• _What you should do_
Retype each line exactly. Skip images.
......
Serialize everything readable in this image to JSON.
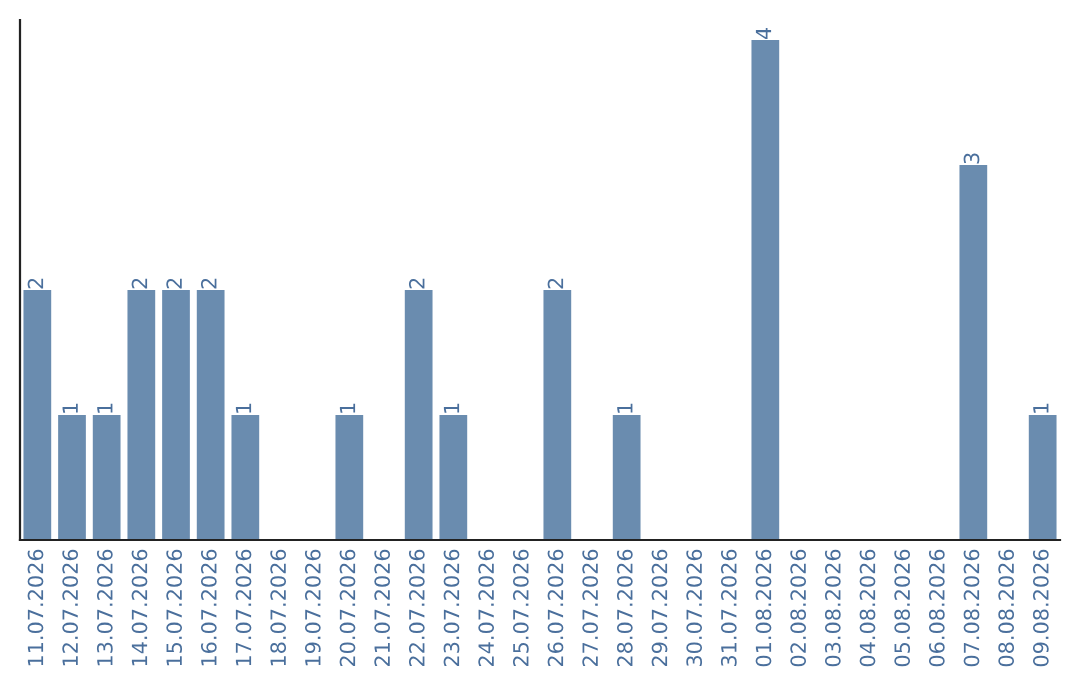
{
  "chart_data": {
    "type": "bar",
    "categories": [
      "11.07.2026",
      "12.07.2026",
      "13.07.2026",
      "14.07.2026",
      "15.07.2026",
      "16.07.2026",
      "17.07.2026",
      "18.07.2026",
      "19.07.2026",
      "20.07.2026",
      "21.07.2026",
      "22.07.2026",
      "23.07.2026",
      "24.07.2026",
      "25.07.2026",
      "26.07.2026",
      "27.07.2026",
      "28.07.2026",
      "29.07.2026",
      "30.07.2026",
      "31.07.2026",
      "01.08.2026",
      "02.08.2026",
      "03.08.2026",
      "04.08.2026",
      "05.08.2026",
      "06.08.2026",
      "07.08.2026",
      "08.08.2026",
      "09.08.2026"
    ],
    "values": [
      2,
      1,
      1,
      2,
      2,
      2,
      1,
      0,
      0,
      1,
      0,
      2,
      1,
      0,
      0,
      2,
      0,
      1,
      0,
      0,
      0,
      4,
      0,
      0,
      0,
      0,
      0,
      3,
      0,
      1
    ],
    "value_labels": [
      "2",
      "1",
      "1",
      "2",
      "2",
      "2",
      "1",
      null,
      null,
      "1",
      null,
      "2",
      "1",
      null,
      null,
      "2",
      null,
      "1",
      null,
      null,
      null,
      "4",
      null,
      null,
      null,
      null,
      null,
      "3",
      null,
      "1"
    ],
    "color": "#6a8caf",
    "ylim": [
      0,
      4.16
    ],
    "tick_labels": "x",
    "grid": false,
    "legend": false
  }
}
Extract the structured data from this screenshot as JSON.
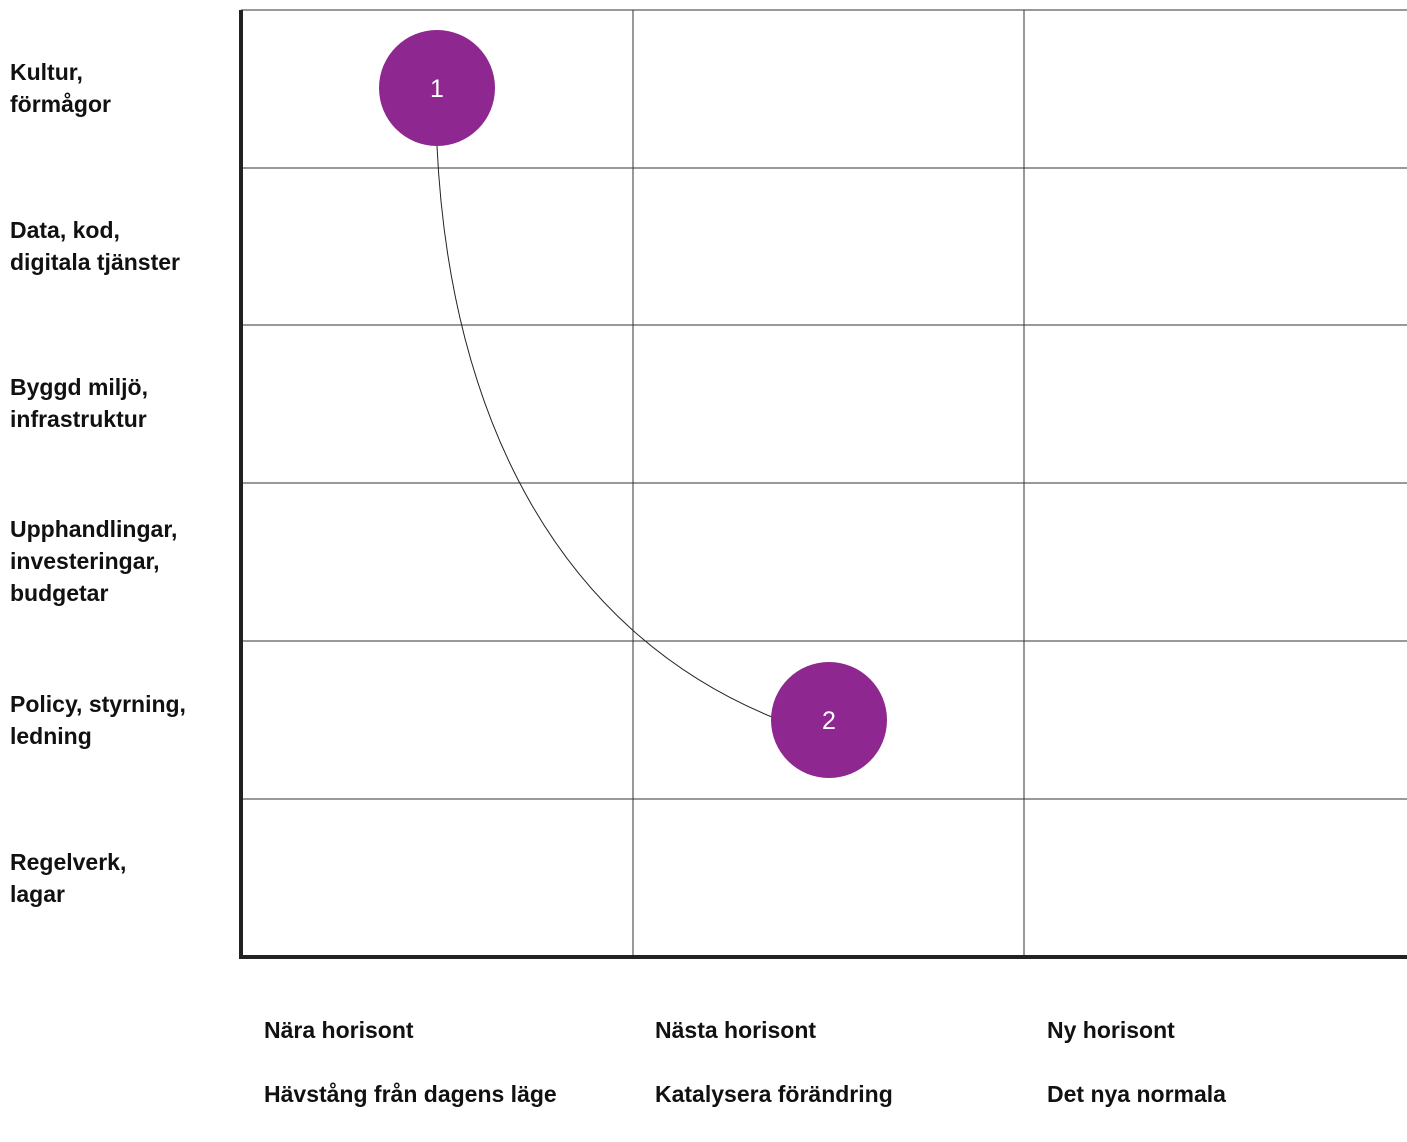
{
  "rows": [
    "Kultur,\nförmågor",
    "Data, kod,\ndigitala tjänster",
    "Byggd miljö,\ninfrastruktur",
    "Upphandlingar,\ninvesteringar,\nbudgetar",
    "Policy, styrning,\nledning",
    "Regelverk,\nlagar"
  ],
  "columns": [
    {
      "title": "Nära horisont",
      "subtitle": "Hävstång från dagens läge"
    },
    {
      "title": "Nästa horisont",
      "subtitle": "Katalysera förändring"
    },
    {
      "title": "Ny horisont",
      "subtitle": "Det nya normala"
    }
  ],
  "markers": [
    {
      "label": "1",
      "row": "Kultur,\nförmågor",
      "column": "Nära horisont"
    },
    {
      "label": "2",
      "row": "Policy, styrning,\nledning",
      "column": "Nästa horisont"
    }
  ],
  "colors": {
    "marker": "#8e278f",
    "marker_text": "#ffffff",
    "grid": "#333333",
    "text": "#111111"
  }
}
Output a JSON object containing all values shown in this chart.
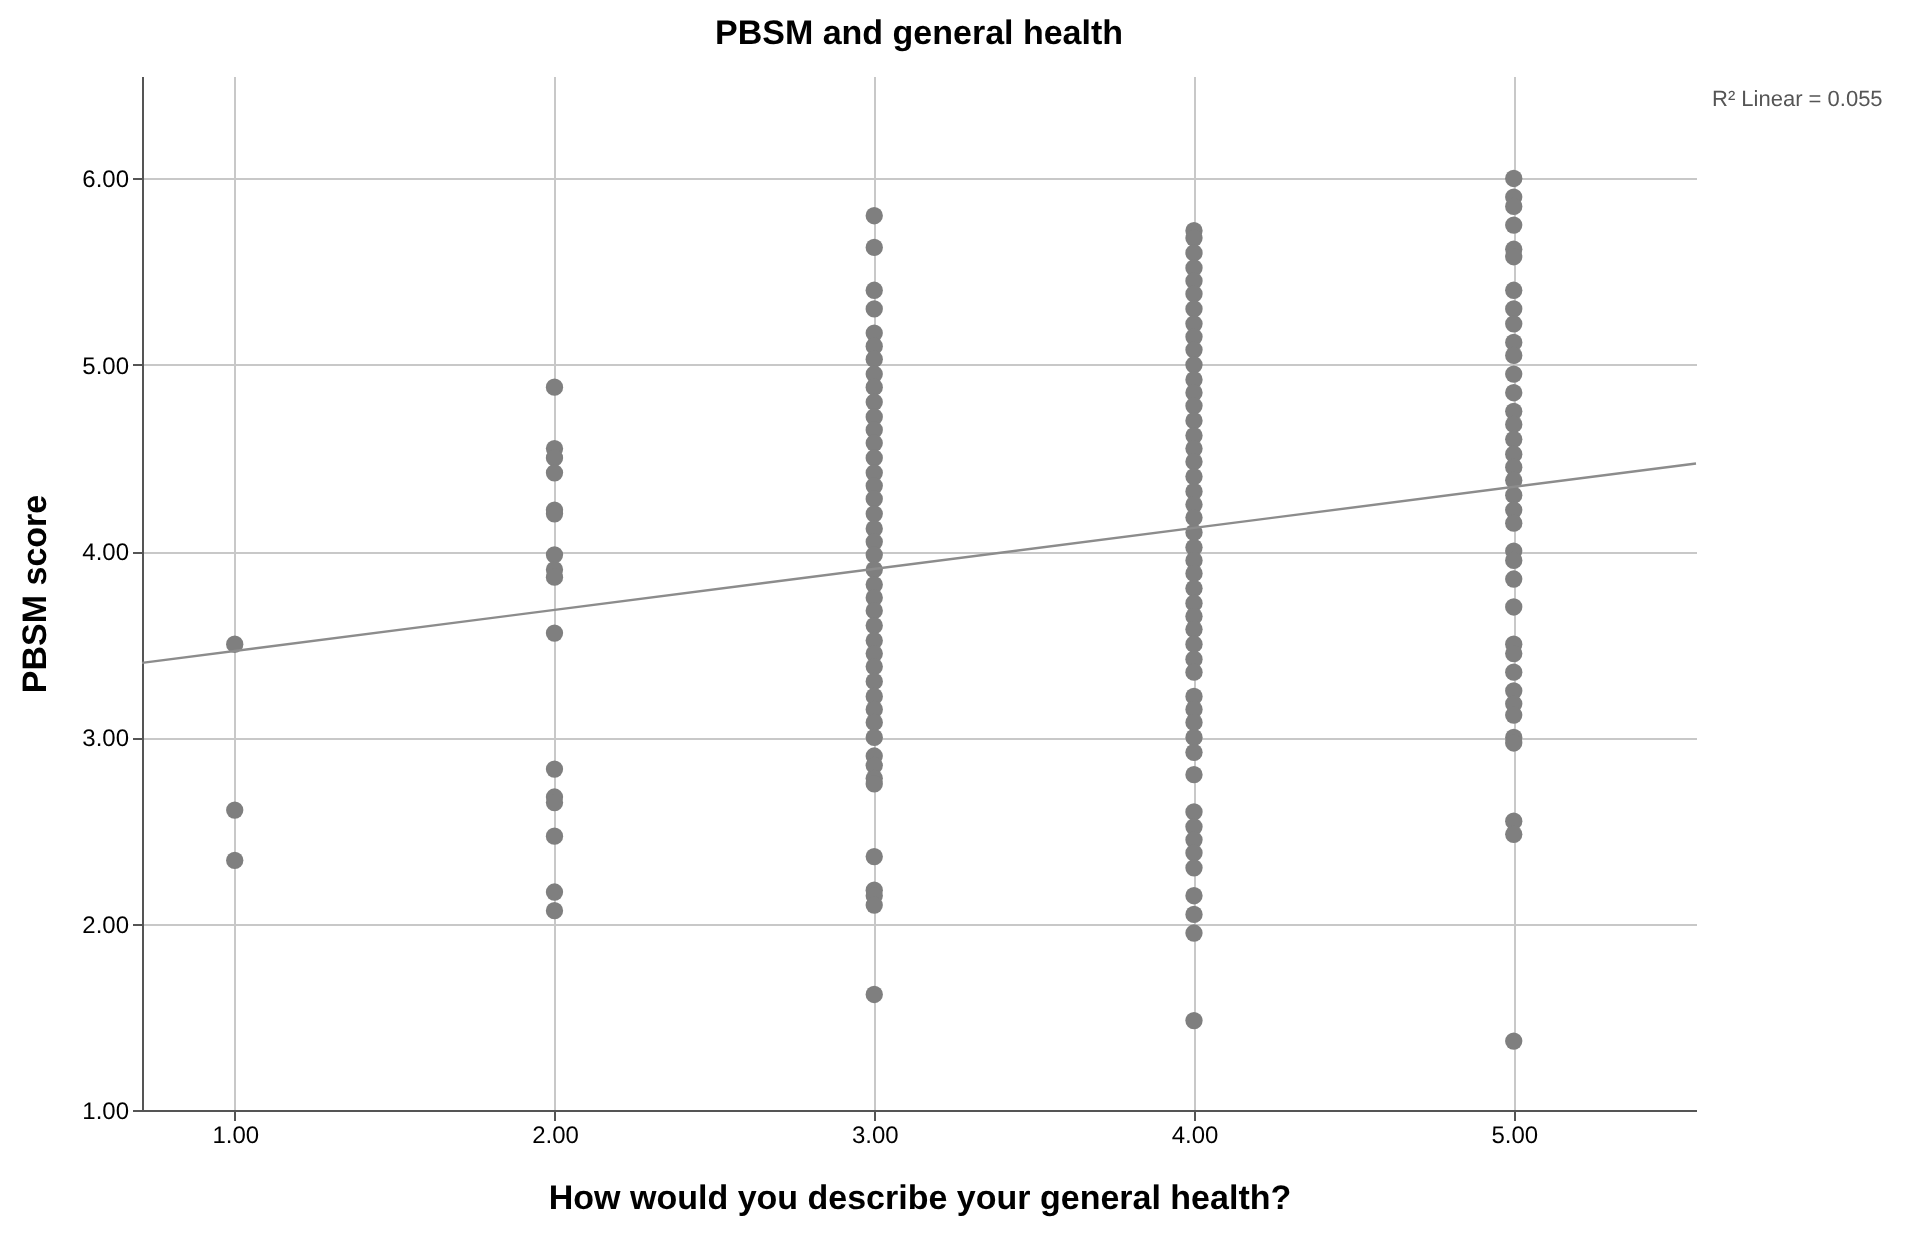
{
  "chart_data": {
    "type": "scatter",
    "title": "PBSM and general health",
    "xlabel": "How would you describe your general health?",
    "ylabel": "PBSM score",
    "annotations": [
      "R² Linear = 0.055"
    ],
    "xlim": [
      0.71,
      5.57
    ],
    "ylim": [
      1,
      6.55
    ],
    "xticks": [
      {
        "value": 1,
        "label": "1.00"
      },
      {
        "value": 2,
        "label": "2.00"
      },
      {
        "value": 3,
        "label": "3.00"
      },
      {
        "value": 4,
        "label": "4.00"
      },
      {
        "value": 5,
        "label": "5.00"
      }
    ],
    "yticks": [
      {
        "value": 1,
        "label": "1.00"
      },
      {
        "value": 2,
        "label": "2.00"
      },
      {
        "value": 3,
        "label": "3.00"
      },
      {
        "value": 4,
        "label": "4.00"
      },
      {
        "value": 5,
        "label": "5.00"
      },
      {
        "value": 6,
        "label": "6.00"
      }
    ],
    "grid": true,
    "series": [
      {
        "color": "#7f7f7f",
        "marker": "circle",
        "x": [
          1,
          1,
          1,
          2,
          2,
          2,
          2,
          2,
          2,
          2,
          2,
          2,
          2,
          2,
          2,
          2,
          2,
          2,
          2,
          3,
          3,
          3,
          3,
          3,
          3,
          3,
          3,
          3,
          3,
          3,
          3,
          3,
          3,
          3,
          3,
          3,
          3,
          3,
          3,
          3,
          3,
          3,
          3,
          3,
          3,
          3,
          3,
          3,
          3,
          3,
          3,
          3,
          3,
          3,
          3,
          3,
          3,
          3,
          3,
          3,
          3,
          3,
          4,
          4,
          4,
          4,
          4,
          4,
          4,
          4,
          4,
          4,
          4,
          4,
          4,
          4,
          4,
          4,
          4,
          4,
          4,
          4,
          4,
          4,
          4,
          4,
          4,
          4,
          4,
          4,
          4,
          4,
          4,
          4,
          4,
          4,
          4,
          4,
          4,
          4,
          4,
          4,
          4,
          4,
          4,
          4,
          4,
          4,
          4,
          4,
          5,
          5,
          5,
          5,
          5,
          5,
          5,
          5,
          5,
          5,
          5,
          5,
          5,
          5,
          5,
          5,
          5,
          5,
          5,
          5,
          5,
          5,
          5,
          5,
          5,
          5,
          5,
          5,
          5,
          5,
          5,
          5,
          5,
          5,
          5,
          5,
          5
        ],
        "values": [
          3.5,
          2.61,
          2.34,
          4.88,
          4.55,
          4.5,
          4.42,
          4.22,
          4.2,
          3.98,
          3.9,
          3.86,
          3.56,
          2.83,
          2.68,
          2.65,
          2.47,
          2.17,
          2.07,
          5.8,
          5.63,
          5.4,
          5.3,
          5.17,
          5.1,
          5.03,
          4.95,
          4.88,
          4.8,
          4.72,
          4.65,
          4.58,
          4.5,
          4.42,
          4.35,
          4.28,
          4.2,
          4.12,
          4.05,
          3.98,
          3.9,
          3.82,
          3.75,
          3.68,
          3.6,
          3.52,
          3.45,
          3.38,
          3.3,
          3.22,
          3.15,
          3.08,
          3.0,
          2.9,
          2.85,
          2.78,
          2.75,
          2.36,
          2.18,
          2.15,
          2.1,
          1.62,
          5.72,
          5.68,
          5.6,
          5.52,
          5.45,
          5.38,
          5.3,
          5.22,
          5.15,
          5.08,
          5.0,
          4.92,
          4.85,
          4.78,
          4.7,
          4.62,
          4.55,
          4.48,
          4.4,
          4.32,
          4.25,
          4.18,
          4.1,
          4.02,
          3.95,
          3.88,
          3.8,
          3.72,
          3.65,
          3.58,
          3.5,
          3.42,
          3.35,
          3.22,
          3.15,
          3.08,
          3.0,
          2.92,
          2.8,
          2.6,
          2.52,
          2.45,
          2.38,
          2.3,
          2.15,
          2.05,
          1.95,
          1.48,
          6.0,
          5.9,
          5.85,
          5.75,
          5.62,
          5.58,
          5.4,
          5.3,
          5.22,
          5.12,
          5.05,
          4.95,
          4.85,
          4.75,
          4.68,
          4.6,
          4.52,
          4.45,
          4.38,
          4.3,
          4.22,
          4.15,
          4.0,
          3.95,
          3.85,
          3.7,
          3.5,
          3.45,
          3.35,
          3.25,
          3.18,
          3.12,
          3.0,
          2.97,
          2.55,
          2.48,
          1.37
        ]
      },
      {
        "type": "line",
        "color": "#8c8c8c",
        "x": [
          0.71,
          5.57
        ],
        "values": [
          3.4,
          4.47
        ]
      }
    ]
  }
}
......
• _The reply_
Serialize everything readable in this image to JSON.
{
  "chart_data": {
    "type": "bar",
    "categories": [
      "11.07.2026",
      "12.07.2026",
      "13.07.2026",
      "14.07.2026",
      "15.07.2026",
      "16.07.2026",
      "17.07.2026",
      "18.07.2026",
      "19.07.2026",
      "20.07.2026",
      "21.07.2026",
      "22.07.2026",
      "23.07.2026",
      "24.07.2026",
      "25.07.2026",
      "26.07.2026",
      "27.07.2026",
      "28.07.2026",
      "29.07.2026",
      "30.07.2026",
      "31.07.2026",
      "01.08.2026",
      "02.08.2026",
      "03.08.2026",
      "04.08.2026",
      "05.08.2026",
      "06.08.2026",
      "07.08.2026",
      "08.08.2026",
      "09.08.2026"
    ],
    "values": [
      2,
      1,
      1,
      2,
      2,
      2,
      1,
      0,
      0,
      1,
      0,
      2,
      1,
      0,
      0,
      2,
      0,
      1,
      0,
      0,
      0,
      4,
      0,
      0,
      0,
      0,
      0,
      3,
      0,
      1
    ],
    "value_labels": [
      "2",
      "1",
      "1",
      "2",
      "2",
      "2",
      "1",
      null,
      null,
      "1",
      null,
      "2",
      "1",
      null,
      null,
      "2",
      null,
      "1",
      null,
      null,
      null,
      "4",
      null,
      null,
      null,
      null,
      null,
      "3",
      null,
      "1"
    ],
    "color": "#6a8caf",
    "ylim": [
      0,
      4.16
    ],
    "tick_labels": "x",
    "grid": false,
    "legend": false
  }
}
Extract the structured data from this screenshot as JSON.
{
  "rows": [
    "Kultur,\nförmågor",
    "Data, kod,\ndigitala tjänster",
    "Byggd miljö,\ninfrastruktur",
    "Upphandlingar,\ninvesteringar,\nbudgetar",
    "Policy, styrning,\nledning",
    "Regelverk,\nlagar"
  ],
  "columns": [
    {
      "title": "Nära horisont",
      "subtitle": "Hävstång från dagens läge"
    },
    {
      "title": "Nästa horisont",
      "subtitle": "Katalysera förändring"
    },
    {
      "title": "Ny horisont",
      "subtitle": "Det nya normala"
    }
  ],
  "markers": [
    {
      "label": "1",
      "row": "Kultur,\nförmågor",
      "column": "Nära horisont"
    },
    {
      "label": "2",
      "row": "Policy, styrning,\nledning",
      "column": "Nästa horisont"
    }
  ],
  "colors": {
    "marker": "#8e278f",
    "marker_text": "#ffffff",
    "grid": "#333333",
    "text": "#111111"
  }
}
Output a JSON object containing all values shown in this chart.
{
  "chart_data": {
    "type": "scatter",
    "title": "PBSM and general health",
    "xlabel": "How would you describe your general health?",
    "ylabel": "PBSM score",
    "annotations": [
      "R² Linear = 0.055"
    ],
    "xlim": [
      0.71,
      5.57
    ],
    "ylim": [
      1,
      6.55
    ],
    "xticks": [
      {
        "value": 1,
        "label": "1.00"
      },
      {
        "value": 2,
        "label": "2.00"
      },
      {
        "value": 3,
        "label": "3.00"
      },
      {
        "value": 4,
        "label": "4.00"
      },
      {
        "value": 5,
        "label": "5.00"
      }
    ],
    "yticks": [
      {
        "value": 1,
        "label": "1.00"
      },
      {
        "value": 2,
        "label": "2.00"
      },
      {
        "value": 3,
        "label": "3.00"
      },
      {
        "value": 4,
        "label": "4.00"
      },
      {
        "value": 5,
        "label": "5.00"
      },
      {
        "value": 6,
        "label": "6.00"
      }
    ],
    "grid": true,
    "series": [
      {
        "color": "#7f7f7f",
        "marker": "circle",
        "x": [
          1,
          1,
          1,
          2,
          2,
          2,
          2,
          2,
          2,
          2,
          2,
          2,
          2,
          2,
          2,
          2,
          2,
          2,
          2,
          3,
          3,
          3,
          3,
          3,
          3,
          3,
          3,
          3,
          3,
          3,
          3,
          3,
          3,
          3,
          3,
          3,
          3,
          3,
          3,
          3,
          3,
          3,
          3,
          3,
          3,
          3,
          3,
          3,
          3,
          3,
          3,
          3,
          3,
          3,
          3,
          3,
          3,
          3,
          3,
          3,
          3,
          3,
          4,
          4,
          4,
          4,
          4,
          4,
          4,
          4,
          4,
          4,
          4,
          4,
          4,
          4,
          4,
          4,
          4,
          4,
          4,
          4,
          4,
          4,
          4,
          4,
          4,
          4,
          4,
          4,
          4,
          4,
          4,
          4,
          4,
          4,
          4,
          4,
          4,
          4,
          4,
          4,
          4,
          4,
          4,
          4,
          4,
          4,
          4,
          4,
          5,
          5,
          5,
          5,
          5,
          5,
          5,
          5,
          5,
          5,
          5,
          5,
          5,
          5,
          5,
          5,
          5,
          5,
          5,
          5,
          5,
          5,
          5,
          5,
          5,
          5,
          5,
          5,
          5,
          5,
          5,
          5,
          5,
          5,
          5,
          5,
          5
        ],
        "values": [
          3.5,
          2.61,
          2.34,
          4.88,
          4.55,
          4.5,
          4.42,
          4.22,
          4.2,
          3.98,
          3.9,
          3.86,
          3.56,
          2.83,
          2.68,
          2.65,
          2.47,
          2.17,
          2.07,
          5.8,
          5.63,
          5.4,
          5.3,
          5.17,
          5.1,
          5.03,
          4.95,
          4.88,
          4.8,
          4.72,
          4.65,
          4.58,
          4.5,
          4.42,
          4.35,
          4.28,
          4.2,
          4.12,
          4.05,
          3.98,
          3.9,
          3.82,
          3.75,
          3.68,
          3.6,
          3.52,
          3.45,
          3.38,
          3.3,
          3.22,
          3.15,
          3.08,
          3.0,
          2.9,
          2.85,
          2.78,
          2.75,
          2.36,
          2.18,
          2.15,
          2.1,
          1.62,
          5.72,
          5.68,
          5.6,
          5.52,
          5.45,
          5.38,
          5.3,
          5.22,
          5.15,
          5.08,
          5.0,
          4.92,
          4.85,
          4.78,
          4.7,
          4.62,
          4.55,
          4.48,
          4.4,
          4.32,
          4.25,
          4.18,
          4.1,
          4.02,
          3.95,
          3.88,
          3.8,
          3.72,
          3.65,
          3.58,
          3.5,
          3.42,
          3.35,
          3.22,
          3.15,
          3.08,
          3.0,
          2.92,
          2.8,
          2.6,
          2.52,
          2.45,
          2.38,
          2.3,
          2.15,
          2.05,
          1.95,
          1.48,
          6.0,
          5.9,
          5.85,
          5.75,
          5.62,
          5.58,
          5.4,
          5.3,
          5.22,
          5.12,
          5.05,
          4.95,
          4.85,
          4.75,
          4.68,
          4.6,
          4.52,
          4.45,
          4.38,
          4.3,
          4.22,
          4.15,
          4.0,
          3.95,
          3.85,
          3.7,
          3.5,
          3.45,
          3.35,
          3.25,
          3.18,
          3.12,
          3.0,
          2.97,
          2.55,
          2.48,
          1.37
        ]
      },
      {
        "type": "line",
        "color": "#8c8c8c",
        "x": [
          0.71,
          5.57
        ],
        "values": [
          3.4,
          4.47
        ]
      }
    ]
  }
}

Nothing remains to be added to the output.